WRITTEN TASK → Copy every line of the listing that holds the string "this".
..............................
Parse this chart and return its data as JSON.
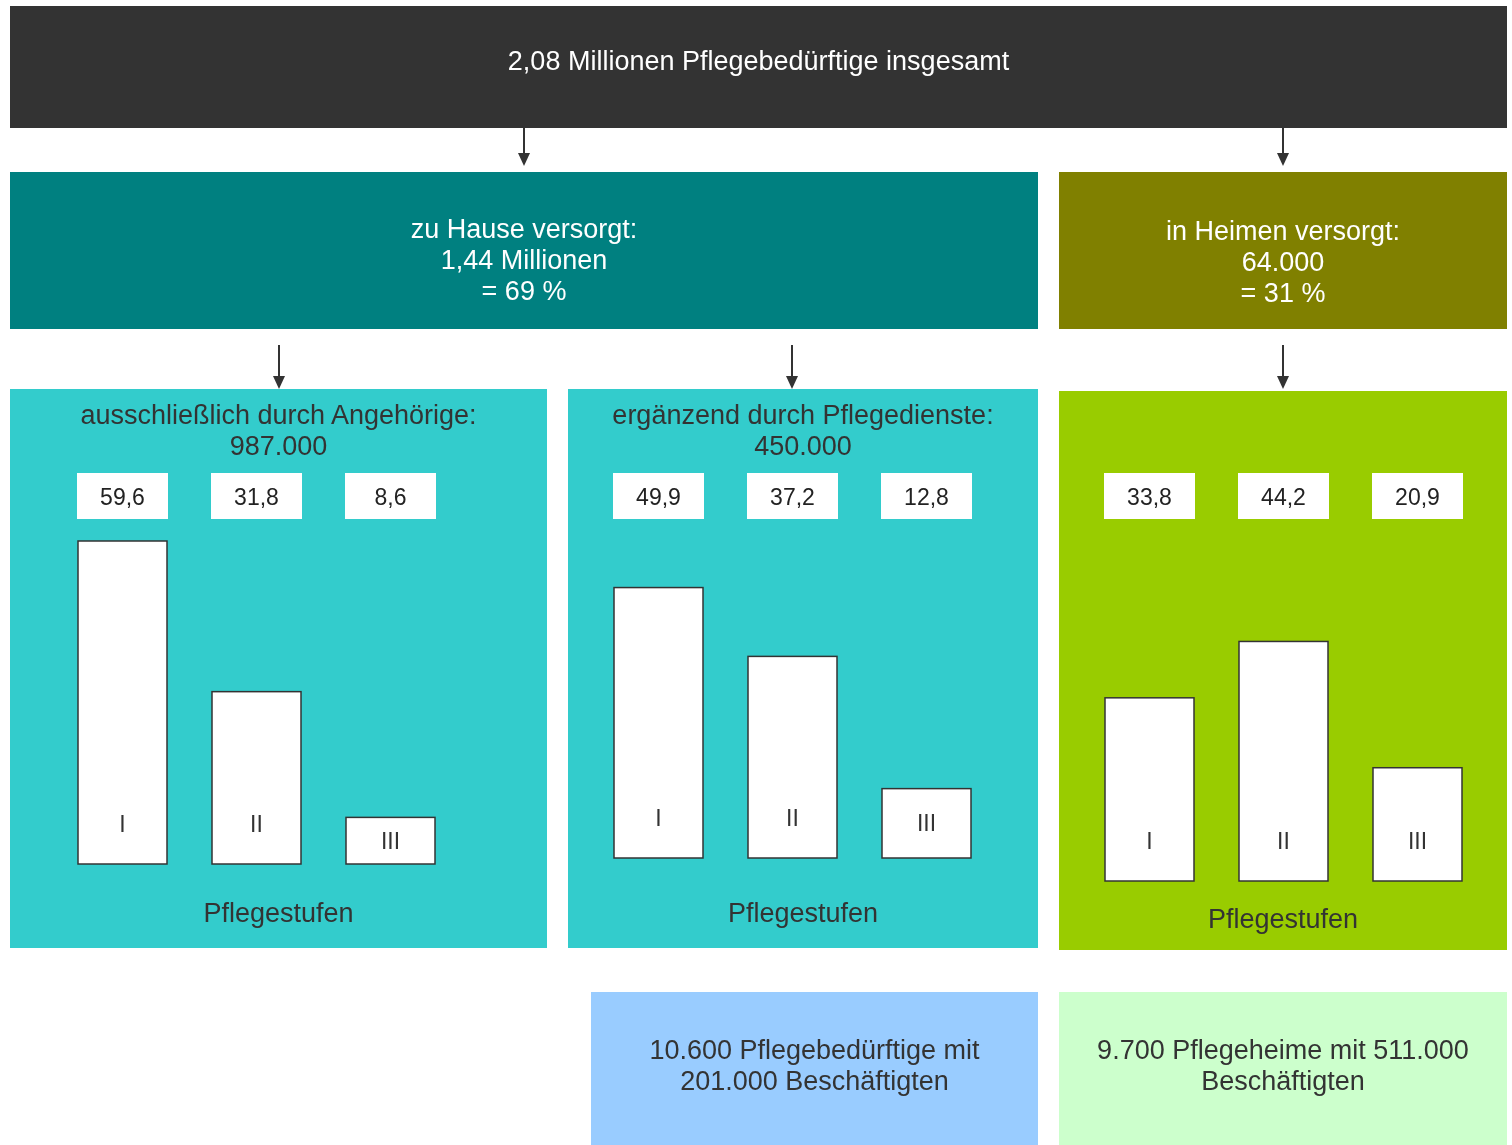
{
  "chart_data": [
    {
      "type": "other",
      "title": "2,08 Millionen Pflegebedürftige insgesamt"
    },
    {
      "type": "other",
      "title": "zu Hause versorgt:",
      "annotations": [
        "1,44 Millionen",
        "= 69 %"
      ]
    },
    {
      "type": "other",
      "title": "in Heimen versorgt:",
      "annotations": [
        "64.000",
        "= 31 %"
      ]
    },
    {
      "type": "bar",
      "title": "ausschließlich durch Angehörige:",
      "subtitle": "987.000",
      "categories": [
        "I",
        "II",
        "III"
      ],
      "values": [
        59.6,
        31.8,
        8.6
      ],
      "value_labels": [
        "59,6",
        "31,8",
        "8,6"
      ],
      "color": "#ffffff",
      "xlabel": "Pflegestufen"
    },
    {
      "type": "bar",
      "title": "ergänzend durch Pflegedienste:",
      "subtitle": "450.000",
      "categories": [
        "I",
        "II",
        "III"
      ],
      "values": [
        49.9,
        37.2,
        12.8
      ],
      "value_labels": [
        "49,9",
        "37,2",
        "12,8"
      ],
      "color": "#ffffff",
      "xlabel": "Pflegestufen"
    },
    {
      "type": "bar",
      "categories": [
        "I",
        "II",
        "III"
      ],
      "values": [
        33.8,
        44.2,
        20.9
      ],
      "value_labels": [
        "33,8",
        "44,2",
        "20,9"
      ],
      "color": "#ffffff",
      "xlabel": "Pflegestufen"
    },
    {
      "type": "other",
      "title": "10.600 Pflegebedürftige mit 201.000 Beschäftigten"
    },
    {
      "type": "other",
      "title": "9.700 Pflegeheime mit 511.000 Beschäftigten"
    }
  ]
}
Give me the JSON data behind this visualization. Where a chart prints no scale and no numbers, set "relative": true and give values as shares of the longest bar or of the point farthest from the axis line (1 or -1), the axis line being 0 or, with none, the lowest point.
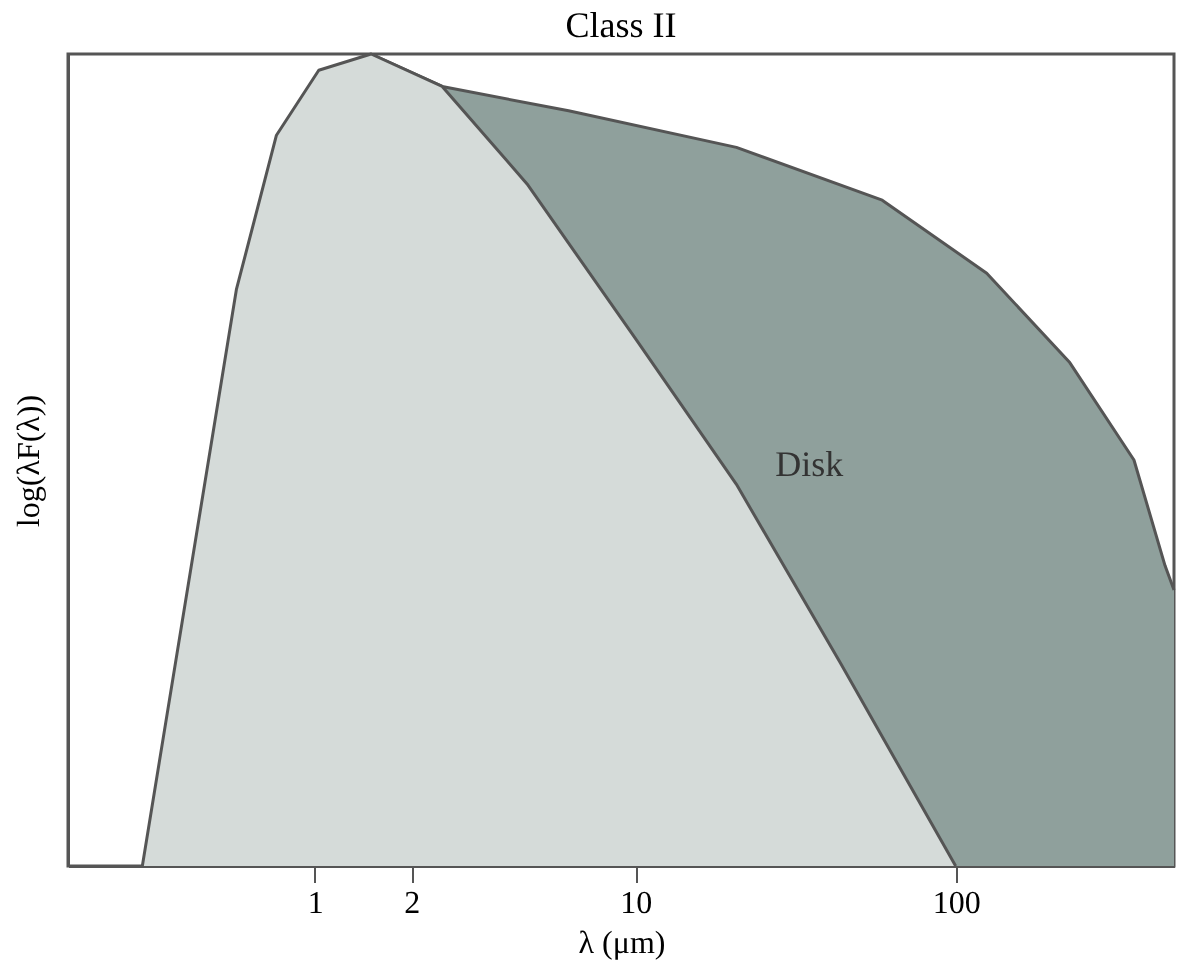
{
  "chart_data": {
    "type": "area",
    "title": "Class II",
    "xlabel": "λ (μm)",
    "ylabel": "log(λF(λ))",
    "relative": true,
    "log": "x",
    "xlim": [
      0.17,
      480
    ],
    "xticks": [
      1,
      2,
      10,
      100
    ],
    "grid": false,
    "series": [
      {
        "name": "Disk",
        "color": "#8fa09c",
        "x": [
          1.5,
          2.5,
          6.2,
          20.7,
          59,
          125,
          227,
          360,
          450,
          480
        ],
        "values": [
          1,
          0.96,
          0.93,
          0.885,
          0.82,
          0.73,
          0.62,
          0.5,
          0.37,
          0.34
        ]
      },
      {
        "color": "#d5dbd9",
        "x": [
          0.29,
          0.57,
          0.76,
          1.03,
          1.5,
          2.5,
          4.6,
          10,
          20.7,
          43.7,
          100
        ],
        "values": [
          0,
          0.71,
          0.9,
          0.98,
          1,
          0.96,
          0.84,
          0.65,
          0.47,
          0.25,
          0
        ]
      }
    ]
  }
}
..............................
WRITTEN RESPONSE →
Parse this chart and return its data as JSON.
Give me the JSON data behind this visualization. Where a chart prints no scale and no numbers, set "relative": true and give values as shares of the longest bar or of the point farthest from the axis line (1 or -1), the axis line being 0 or, with none, the lowest point.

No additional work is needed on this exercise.